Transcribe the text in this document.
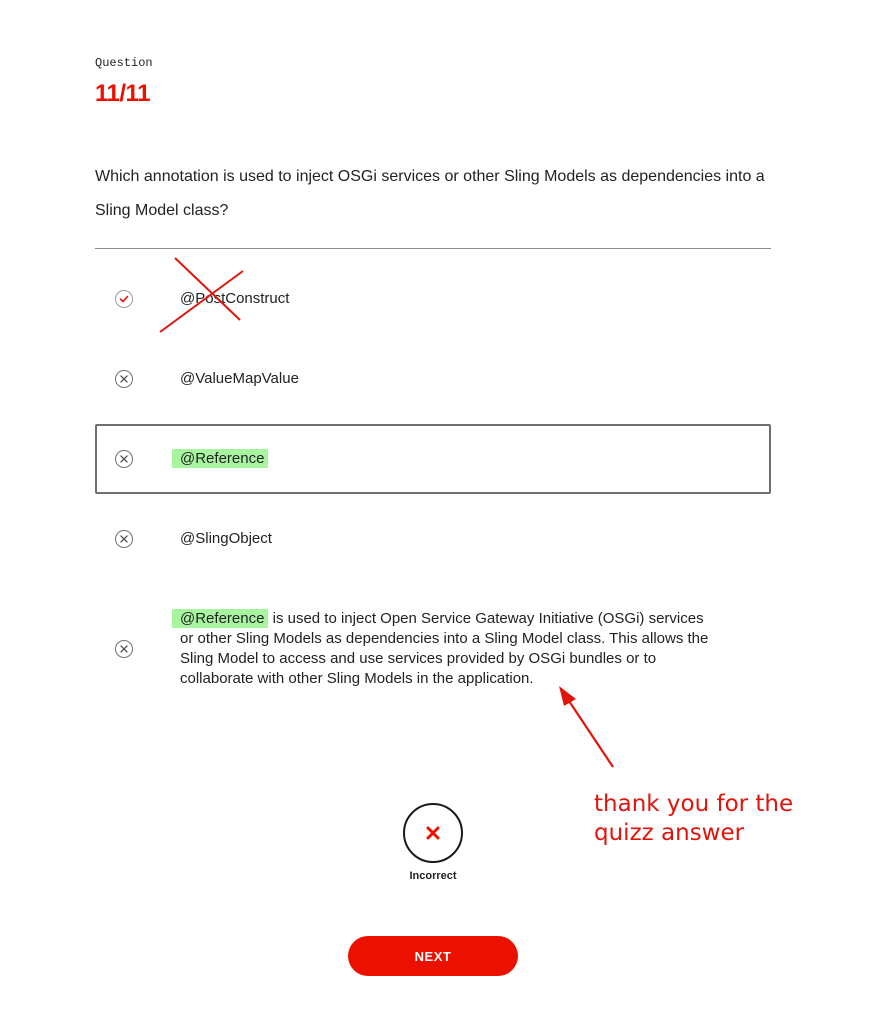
Question
11/11
Which annotation is used to inject OSGi services or other Sling Models as dependencies into a Sling Model class?
@PostConstruct
@ValueMapValue
@Reference
@SlingObject
@Reference is used to inject Open Service Gateway Initiative (OSGi) services or other Sling Models as dependencies into a Sling Model class. This allows the Sling Model to access and use services provided by OSGi bundles or to collaborate with other Sling Models in the application.
thank you for the
quizz answer
Incorrect
NEXT
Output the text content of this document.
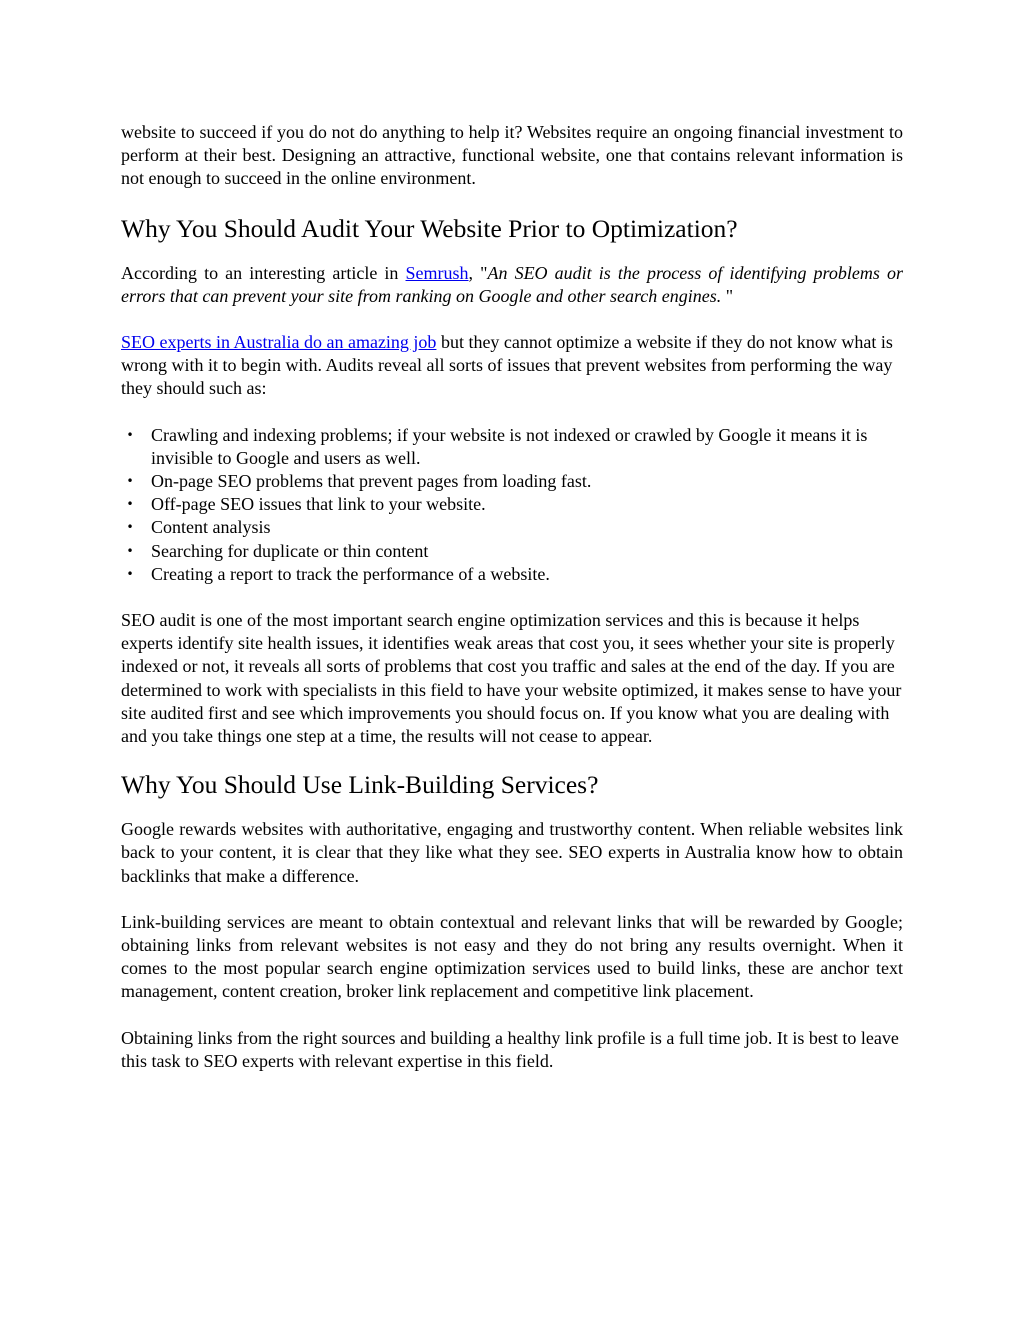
website to succeed if you do not do anything to help it? Websites require an ongoing financial investment to perform at their best. Designing an attractive, functional website, one that contains relevant information is not enough to succeed in the online environment.

Why You Should Audit Your Website Prior to Optimization?

According to an interesting article in Semrush, "An SEO audit is the process of identifying problems or errors that can prevent your site from ranking on Google and other search engines. "

SEO experts in Australia do an amazing job but they cannot optimize a website if they do not know what is wrong with it to begin with. Audits reveal all sorts of issues that prevent websites from performing the way they should such as:

• Crawling and indexing problems; if your website is not indexed or crawled by Google it means it is invisible to Google and users as well.
• On-page SEO problems that prevent pages from loading fast.
• Off-page SEO issues that link to your website.
• Content analysis
• Searching for duplicate or thin content
• Creating a report to track the performance of a website.

SEO audit is one of the most important search engine optimization services and this is because it helps experts identify site health issues, it identifies weak areas that cost you, it sees whether your site is properly indexed or not, it reveals all sorts of problems that cost you traffic and sales at the end of the day. If you are determined to work with specialists in this field to have your website optimized, it makes sense to have your site audited first and see which improvements you should focus on. If you know what you are dealing with and you take things one step at a time, the results will not cease to appear.

Why You Should Use Link-Building Services?

Google rewards websites with authoritative, engaging and trustworthy content. When reliable websites link back to your content, it is clear that they like what they see. SEO experts in Australia know how to obtain backlinks that make a difference.

Link-building services are meant to obtain contextual and relevant links that will be rewarded by Google; obtaining links from relevant websites is not easy and they do not bring any results overnight. When it comes to the most popular search engine optimization services used to build links, these are anchor text management, content creation, broker link replacement and competitive link placement.

Obtaining links from the right sources and building a healthy link profile is a full time job. It is best to leave this task to SEO experts with relevant expertise in this field.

###

Aim of the task —
Transcribe the listing in full and omit the pictures.

Solution —
Transcribe the text in this document.
Question
11/11
Which annotation is used to inject OSGi services or other Sling Models as dependencies into a Sling Model class?
@PostConstruct
@ValueMapValue
@Reference
@SlingObject
@Reference is used to inject Open Service Gateway Initiative (OSGi) services or other Sling Models as dependencies into a Sling Model class. This allows the Sling Model to access and use services provided by OSGi bundles or to collaborate with other Sling Models in the application.
thank you for the
quizz answer
Incorrect
NEXT
Output the text content of this document.
website to succeed if you do not do anything to help it? Websites require an ongoing financial investment to perform at their best. Designing an attractive, functional website, one that contains relevant information is not enough to succeed in the online environment.

Why You Should Audit Your Website Prior to Optimization?

According to an interesting article in Semrush, "An SEO audit is the process of identifying problems or errors that can prevent your site from ranking on Google and other search engines. "

SEO experts in Australia do an amazing job but they cannot optimize a website if they do not know what is wrong with it to begin with. Audits reveal all sorts of issues that prevent websites from performing the way they should such as:

• Crawling and indexing problems; if your website is not indexed or crawled by Google it means it is invisible to Google and users as well.
• On-page SEO problems that prevent pages from loading fast.
• Off-page SEO issues that link to your website.
• Content analysis
• Searching for duplicate or thin content
• Creating a report to track the performance of a website.

SEO audit is one of the most important search engine optimization services and this is because it helps experts identify site health issues, it identifies weak areas that cost you, it sees whether your site is properly indexed or not, it reveals all sorts of problems that cost you traffic and sales at the end of the day. If you are determined to work with specialists in this field to have your website optimized, it makes sense to have your site audited first and see which improvements you should focus on. If you know what you are dealing with and you take things one step at a time, the results will not cease to appear.

Why You Should Use Link-Building Services?

Google rewards websites with authoritative, engaging and trustworthy content. When reliable websites link back to your content, it is clear that they like what they see. SEO experts in Australia know how to obtain backlinks that make a difference.

Link-building services are meant to obtain contextual and relevant links that will be rewarded by Google; obtaining links from relevant websites is not easy and they do not bring any results overnight. When it comes to the most popular search engine optimization services used to build links, these are anchor text management, content creation, broker link replacement and competitive link placement.

Obtaining links from the right sources and building a healthy link profile is a full time job. It is best to leave this task to SEO experts with relevant expertise in this field.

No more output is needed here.